Document section.


      One thing that could be better organized, locally, would be to magnify the stories of those affected by DOGE cuts. As I said last week, rather than turning government workers into villains, DOGE had made the importance of government visible. And the people being arbitrarily and cruelly fired are the daughters and sons of communities that have a distorted understanding of government. This story-telling, done by word of mouth and local press, likely is better served if it has no overt tie to the Democratic party, because otherwise polarization may undercut the lessons of the firings. But it is the kind of thing that can be done in letters to the editor in local newspapers.

      1. Some good news this morning from The Bulwark dot com, a voice of common sense conservatism that continues the good fight against rampant Trumpism. Now close to 90,000 paying members (including me) when 50,000 was once thought to be the absolute top. Over a million YouTube subscribers. Successful podcasts, including Tim Miller who is one of the higher rated politics podcasters in the country. Like Yogi Berra famously said, “it ain’t over until it’s over.”

      2. Thanks for that post. The author makes a very important point. Mesa Co. Democrats remember, perhaps, the last time I attended one of their meetings. That was a long time ago. The Democratic party makes the same mistake environmental groups have commonly made in their mostly losing efforts against the OilyBoyz.  They (the industry) are fast and ruthless…environmentalists (mostly Democrats in my experience) are slow and, for want of a better term, “touchy-feely”. Democrats and environmentalists don’t like to be rude…wrong dna.

What you are asked to do.
Please extend the commentary on DOGE cuts and Democratic organizing, starting after its last sentence.

Records excerpted from a collection:
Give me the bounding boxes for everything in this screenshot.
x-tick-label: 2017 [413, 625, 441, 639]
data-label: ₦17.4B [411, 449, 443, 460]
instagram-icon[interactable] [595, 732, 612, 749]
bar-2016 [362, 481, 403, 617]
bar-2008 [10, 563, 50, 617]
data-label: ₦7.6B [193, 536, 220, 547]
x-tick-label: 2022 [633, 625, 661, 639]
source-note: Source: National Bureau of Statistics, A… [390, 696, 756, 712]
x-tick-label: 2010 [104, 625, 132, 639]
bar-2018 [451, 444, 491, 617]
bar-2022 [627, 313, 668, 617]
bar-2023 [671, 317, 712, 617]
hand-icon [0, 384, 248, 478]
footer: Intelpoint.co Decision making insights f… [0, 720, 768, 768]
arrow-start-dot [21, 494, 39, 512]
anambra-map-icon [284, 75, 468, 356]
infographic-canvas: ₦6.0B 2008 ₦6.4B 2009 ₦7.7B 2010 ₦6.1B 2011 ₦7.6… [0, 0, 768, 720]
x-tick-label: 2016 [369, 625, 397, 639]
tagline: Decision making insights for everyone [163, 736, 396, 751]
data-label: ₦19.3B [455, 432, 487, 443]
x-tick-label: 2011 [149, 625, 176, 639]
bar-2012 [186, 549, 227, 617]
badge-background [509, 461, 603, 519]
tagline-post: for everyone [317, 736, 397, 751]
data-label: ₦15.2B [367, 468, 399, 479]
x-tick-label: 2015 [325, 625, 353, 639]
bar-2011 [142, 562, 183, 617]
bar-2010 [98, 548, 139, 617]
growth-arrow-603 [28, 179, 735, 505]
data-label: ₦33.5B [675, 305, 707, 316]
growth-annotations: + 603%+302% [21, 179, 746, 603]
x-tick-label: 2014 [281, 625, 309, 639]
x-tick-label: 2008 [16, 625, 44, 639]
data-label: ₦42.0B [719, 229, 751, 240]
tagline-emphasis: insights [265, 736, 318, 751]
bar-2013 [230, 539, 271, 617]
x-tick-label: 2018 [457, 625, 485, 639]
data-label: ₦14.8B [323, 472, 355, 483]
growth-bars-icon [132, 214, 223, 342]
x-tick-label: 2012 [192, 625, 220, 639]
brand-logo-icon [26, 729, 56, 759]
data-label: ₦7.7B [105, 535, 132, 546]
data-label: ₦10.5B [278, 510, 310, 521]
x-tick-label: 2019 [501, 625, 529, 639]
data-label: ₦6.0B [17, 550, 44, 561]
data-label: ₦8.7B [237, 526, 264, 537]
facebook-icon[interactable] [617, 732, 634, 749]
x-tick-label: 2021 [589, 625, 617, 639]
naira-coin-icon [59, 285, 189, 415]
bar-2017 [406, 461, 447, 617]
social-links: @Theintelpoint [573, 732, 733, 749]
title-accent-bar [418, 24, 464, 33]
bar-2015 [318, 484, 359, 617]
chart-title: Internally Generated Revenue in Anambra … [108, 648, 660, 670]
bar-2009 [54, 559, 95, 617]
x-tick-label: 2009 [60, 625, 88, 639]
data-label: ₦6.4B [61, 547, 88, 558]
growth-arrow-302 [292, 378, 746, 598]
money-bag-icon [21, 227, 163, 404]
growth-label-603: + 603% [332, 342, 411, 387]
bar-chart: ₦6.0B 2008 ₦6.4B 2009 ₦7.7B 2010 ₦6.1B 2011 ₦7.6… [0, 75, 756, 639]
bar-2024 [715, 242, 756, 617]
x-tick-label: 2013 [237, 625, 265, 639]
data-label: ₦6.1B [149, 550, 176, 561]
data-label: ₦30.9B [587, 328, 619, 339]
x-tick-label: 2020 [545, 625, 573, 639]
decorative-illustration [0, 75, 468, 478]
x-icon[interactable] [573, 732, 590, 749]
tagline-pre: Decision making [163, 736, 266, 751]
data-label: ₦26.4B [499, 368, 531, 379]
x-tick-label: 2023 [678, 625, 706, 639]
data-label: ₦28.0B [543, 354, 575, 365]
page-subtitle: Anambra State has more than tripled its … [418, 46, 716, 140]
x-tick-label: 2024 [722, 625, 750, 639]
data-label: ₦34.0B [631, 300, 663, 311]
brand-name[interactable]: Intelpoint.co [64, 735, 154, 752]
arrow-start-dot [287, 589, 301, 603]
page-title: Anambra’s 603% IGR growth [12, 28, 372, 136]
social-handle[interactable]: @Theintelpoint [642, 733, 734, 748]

Answer for this exercise.
  2. Rep. Joe Neguse is the featured member for the Congressional Black Caucus series at Daily Kos:

    CBC Roundup: Congressman Joe Neguse (CO-2) – chair of the US House litigation/response task force

    Even people who know some about him may find some new info.  

    Congressman Joe Neguse’s leadership in the House Democratic Caucus has also been phenomenal. In December 2022 he was elected by the caucus to be the Chair of the Democratic Policy and Communications Committee (DPCC). In 2021 Congressman Neguse served as one of the 9 Impeachment Managers in the mfg’s 2nd impeachment trial. In the 119th Congress, Rep. Neguse serves on the House Judiciary Committee and Natural Resources Committee (where he’s Ranking Member on the Subcommittee on Public Lands). He was appointed by House Minority Leader Hakeem Jeffries to be one of the 4 Democrats on the Rules Committee. On November 19, 2024 Rep. Neguse was reelected as Assistant Democratic Leader and on February 10, 2025 he was asked by Leader Hakeem Jeffries to chair the House Democrats’ Rapid Response Task Force and Litigation Working Group.

    I didn't even know there WAS a "Rapid Response Task Force and Litigation Working Group."

    1. “Democrats Waking Up” – New meme.

      Marcy Wheeler calls Axios an “outlet whose bread and butter lies in stoking dissension in Democrats”. 

      Read the whole EmptyWheel article linked to above. It has good suggestions about strategies.

  3. I've noticed that Democratic politicians are unpopular… with DEMOCRATS.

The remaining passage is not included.